Short exercise: Copy the records verbatim, from their first line down through the line containing "pool-node-1: [89, 339, 103, 361]", both ends included.

Listed entries:
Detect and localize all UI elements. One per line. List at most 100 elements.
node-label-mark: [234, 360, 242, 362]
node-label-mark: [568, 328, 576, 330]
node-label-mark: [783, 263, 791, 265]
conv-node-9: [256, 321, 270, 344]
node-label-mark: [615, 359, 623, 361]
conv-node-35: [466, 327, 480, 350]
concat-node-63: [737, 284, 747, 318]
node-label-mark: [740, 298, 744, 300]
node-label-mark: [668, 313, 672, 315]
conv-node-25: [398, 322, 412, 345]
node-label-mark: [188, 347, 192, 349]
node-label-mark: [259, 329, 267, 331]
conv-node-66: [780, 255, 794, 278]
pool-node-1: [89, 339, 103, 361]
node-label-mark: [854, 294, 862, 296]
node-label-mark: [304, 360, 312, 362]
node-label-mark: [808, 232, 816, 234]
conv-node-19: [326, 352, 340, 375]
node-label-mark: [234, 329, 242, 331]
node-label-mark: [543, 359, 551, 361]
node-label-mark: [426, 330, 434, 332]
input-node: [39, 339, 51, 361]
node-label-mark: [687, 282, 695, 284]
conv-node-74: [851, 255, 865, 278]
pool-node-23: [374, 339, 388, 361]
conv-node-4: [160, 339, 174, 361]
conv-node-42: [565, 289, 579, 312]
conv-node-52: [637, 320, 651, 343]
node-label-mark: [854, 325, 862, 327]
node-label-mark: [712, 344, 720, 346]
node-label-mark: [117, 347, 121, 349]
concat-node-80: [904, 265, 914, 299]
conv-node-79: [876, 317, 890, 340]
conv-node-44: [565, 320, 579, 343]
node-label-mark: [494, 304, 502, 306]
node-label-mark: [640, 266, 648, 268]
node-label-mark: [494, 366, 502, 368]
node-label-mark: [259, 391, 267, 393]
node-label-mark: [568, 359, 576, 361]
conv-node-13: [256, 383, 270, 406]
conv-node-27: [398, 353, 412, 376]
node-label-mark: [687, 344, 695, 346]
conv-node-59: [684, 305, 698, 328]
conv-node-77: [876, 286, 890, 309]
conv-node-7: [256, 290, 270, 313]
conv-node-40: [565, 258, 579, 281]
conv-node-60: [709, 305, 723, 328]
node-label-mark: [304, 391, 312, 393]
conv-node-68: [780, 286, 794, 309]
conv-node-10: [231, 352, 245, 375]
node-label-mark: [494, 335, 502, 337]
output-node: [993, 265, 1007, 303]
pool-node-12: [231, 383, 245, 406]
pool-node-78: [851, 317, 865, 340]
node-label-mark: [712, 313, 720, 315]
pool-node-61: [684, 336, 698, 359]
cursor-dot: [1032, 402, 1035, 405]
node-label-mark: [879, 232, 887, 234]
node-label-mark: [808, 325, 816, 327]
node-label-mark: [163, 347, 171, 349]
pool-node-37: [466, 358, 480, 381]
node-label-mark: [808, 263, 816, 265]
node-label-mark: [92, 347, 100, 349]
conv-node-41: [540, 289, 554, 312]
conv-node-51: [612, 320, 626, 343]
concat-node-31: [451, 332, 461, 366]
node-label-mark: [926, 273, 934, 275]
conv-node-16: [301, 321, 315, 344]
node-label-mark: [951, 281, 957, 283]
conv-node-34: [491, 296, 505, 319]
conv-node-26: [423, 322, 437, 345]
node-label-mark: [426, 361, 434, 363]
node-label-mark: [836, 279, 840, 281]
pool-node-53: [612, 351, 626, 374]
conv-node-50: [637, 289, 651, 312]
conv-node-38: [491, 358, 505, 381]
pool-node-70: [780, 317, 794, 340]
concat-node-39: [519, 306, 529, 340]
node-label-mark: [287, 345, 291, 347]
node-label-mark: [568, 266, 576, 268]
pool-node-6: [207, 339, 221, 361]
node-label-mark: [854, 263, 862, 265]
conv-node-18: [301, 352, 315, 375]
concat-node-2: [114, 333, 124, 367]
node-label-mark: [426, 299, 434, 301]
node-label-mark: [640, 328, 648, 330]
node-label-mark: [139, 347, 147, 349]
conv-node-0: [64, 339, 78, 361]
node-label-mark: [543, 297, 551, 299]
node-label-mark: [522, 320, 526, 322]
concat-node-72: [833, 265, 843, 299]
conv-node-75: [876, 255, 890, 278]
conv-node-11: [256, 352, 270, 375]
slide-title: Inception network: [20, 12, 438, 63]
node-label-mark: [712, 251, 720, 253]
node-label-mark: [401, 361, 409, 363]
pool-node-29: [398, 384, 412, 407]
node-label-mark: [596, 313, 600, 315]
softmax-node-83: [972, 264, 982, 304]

Task result:
Detect and localize all UI elements. One per line. List at most 100 elements.
node-label-mark: [234, 360, 242, 362]
node-label-mark: [568, 328, 576, 330]
node-label-mark: [783, 263, 791, 265]
conv-node-9: [256, 321, 270, 344]
node-label-mark: [615, 359, 623, 361]
conv-node-35: [466, 327, 480, 350]
concat-node-63: [737, 284, 747, 318]
node-label-mark: [740, 298, 744, 300]
node-label-mark: [668, 313, 672, 315]
conv-node-25: [398, 322, 412, 345]
node-label-mark: [188, 347, 192, 349]
node-label-mark: [259, 329, 267, 331]
conv-node-66: [780, 255, 794, 278]
pool-node-1: [89, 339, 103, 361]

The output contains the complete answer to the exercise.